--- Material shown Enclosed Below ---

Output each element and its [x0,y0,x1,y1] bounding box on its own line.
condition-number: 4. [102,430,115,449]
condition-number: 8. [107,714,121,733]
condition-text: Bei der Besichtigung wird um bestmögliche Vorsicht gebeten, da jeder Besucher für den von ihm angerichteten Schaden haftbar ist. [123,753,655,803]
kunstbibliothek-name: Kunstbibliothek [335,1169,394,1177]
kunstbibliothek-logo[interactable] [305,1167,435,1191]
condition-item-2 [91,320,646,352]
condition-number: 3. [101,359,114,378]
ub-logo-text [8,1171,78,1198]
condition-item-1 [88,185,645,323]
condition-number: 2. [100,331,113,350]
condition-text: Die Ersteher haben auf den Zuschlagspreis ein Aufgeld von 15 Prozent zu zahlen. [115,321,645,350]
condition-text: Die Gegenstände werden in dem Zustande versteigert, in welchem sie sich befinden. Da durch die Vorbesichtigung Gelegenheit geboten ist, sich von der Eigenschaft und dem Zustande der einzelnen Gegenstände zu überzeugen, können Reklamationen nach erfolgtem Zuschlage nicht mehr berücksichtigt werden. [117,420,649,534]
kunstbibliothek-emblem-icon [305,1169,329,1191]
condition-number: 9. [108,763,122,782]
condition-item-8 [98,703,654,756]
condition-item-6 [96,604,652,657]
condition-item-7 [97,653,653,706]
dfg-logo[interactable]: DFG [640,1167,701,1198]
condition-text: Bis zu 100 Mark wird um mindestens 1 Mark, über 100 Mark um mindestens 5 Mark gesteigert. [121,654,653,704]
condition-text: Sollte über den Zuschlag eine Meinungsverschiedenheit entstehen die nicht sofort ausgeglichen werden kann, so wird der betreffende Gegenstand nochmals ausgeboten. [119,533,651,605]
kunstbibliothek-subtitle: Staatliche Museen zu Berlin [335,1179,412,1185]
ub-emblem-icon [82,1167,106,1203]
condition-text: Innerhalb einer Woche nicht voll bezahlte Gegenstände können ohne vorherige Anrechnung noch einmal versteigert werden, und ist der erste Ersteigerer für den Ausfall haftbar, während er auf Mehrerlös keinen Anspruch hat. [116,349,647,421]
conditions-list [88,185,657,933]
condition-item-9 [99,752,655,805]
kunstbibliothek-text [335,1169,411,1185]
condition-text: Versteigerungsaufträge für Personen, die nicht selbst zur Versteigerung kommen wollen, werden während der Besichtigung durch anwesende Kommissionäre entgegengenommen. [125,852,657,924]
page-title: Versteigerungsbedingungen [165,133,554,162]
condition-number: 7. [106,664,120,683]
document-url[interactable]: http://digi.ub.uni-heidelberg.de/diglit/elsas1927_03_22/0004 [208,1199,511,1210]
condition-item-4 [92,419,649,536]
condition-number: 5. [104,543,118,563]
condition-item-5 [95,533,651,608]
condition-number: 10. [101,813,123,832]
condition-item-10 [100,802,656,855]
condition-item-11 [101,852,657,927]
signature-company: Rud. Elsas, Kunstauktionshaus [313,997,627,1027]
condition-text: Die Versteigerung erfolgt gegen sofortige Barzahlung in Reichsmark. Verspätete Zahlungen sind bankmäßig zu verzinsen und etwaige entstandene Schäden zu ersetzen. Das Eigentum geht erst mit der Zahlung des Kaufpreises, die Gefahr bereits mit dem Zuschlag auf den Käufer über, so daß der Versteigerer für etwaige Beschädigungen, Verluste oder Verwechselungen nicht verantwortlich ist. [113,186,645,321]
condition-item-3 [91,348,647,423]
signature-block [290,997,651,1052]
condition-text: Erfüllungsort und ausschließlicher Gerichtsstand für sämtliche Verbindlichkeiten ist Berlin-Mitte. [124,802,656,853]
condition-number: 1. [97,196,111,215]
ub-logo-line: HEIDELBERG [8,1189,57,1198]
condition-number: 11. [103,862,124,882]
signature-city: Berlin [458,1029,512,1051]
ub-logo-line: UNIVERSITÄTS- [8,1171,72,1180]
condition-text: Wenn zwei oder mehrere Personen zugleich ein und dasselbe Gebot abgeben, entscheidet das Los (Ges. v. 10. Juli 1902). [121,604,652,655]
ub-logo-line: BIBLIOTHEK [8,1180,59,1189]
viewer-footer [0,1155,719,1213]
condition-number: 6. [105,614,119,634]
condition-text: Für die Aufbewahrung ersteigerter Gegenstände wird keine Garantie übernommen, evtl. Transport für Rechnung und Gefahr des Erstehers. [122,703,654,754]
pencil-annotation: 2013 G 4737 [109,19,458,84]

--- End of Enclosed Material shown ---

• **Task prompt**: All of the records are to be reproduced exactly as they were given.

• **Written solution**:
Output each element and its [x0,y0,x1,y1] bounding box on its own line.
condition-number: 4. [102,430,115,449]
condition-number: 8. [107,714,121,733]
condition-text: Bei der Besichtigung wird um bestmögliche Vorsicht gebeten, da jeder Besucher für den von ihm angerichteten Schaden haftbar ist. [123,753,655,803]
kunstbibliothek-name: Kunstbibliothek [335,1169,394,1177]
kunstbibliothek-logo[interactable] [305,1167,435,1191]
condition-item-2 [91,320,646,352]
condition-number: 3. [101,359,114,378]
ub-logo-text [8,1171,78,1198]
condition-item-1 [88,185,645,323]
condition-number: 2. [100,331,113,350]
condition-text: Die Ersteher haben auf den Zuschlagspreis ein Aufgeld von 15 Prozent zu zahlen. [115,321,645,350]
condition-text: Die Gegenstände werden in dem Zustande versteigert, in welchem sie sich befinden. Da durch die Vorbesichtigung Gelegenheit geboten ist, sich von der Eigenschaft und dem Zustande der einzelnen Gegenstände zu überzeugen, können Reklamationen nach erfolgtem Zuschlage nicht mehr berücksichtigt werden. [117,420,649,534]
kunstbibliothek-emblem-icon [305,1169,329,1191]
condition-number: 9. [108,763,122,782]
condition-item-8 [98,703,654,756]
condition-item-6 [96,604,652,657]
condition-item-7 [97,653,653,706]
dfg-logo[interactable]: DFG [640,1167,701,1198]
condition-text: Bis zu 100 Mark wird um mindestens 1 Mark, über 100 Mark um mindestens 5 Mark gesteigert. [121,654,653,704]
condition-text: Sollte über den Zuschlag eine Meinungsverschiedenheit entstehen die nicht sofort ausgeglichen werden kann, so wird der betreffende Gegenstand nochmals ausgeboten. [119,533,651,605]
kunstbibliothek-subtitle: Staatliche Museen zu Berlin [335,1179,412,1185]
ub-emblem-icon [82,1167,106,1203]
condition-text: Innerhalb einer Woche nicht voll bezahlte Gegenstände können ohne vorherige Anrechnung noch einmal versteigert werden, und ist der erste Ersteigerer für den Ausfall haftbar, während er auf Mehrerlös keinen Anspruch hat. [116,349,647,421]
conditions-list [88,185,657,933]
condition-item-9 [99,752,655,805]
kunstbibliothek-text [335,1169,411,1185]
condition-text: Versteigerungsaufträge für Personen, die nicht selbst zur Versteigerung kommen wollen, werden während der Besichtigung durch anwesende Kommissionäre entgegengenommen. [125,852,657,924]
page-title: Versteigerungsbedingungen [165,133,554,162]
condition-number: 7. [106,664,120,683]
document-url[interactable]: http://digi.ub.uni-heidelberg.de/diglit/elsas1927_03_22/0004 [208,1199,511,1210]
condition-item-4 [92,419,649,536]
condition-number: 5. [104,543,118,563]
condition-item-5 [95,533,651,608]
condition-number: 10. [101,813,123,832]
condition-item-10 [100,802,656,855]
condition-item-11 [101,852,657,927]
signature-company: Rud. Elsas, Kunstauktionshaus [313,997,627,1027]
condition-text: Die Versteigerung erfolgt gegen sofortige Barzahlung in Reichsmark. Verspätete Zahlungen sind bankmäßig zu verzinsen und etwaige entstandene Schäden zu ersetzen. Das Eigentum geht erst mit der Zahlung des Kaufpreises, die Gefahr bereits mit dem Zuschlag auf den Käufer über, so daß der Versteigerer für etwaige Beschädigungen, Verluste oder Verwechselungen nicht verantwortlich ist. [113,186,645,321]
condition-item-3 [91,348,647,423]
signature-block [290,997,651,1052]
condition-text: Erfüllungsort und ausschließlicher Gerichtsstand für sämtliche Verbindlichkeiten ist Berlin-Mitte. [124,802,656,853]
condition-number: 1. [97,196,111,215]
ub-logo-line: HEIDELBERG [8,1189,57,1198]
condition-number: 11. [103,862,124,882]
signature-city: Berlin [458,1029,512,1051]
ub-logo-line: UNIVERSITÄTS- [8,1171,72,1180]
condition-text: Wenn zwei oder mehrere Personen zugleich ein und dasselbe Gebot abgeben, entscheidet das Los (Ges. v. 10. Juli 1902). [121,604,652,655]
ub-logo-line: BIBLIOTHEK [8,1180,59,1189]
viewer-footer [0,1155,719,1213]
condition-number: 6. [105,614,119,634]
condition-text: Für die Aufbewahrung ersteigerter Gegenstände wird keine Garantie übernommen, evtl. Transport für Rechnung und Gefahr des Erstehers. [122,703,654,754]
pencil-annotation: 2013 G 4737 [109,19,458,84]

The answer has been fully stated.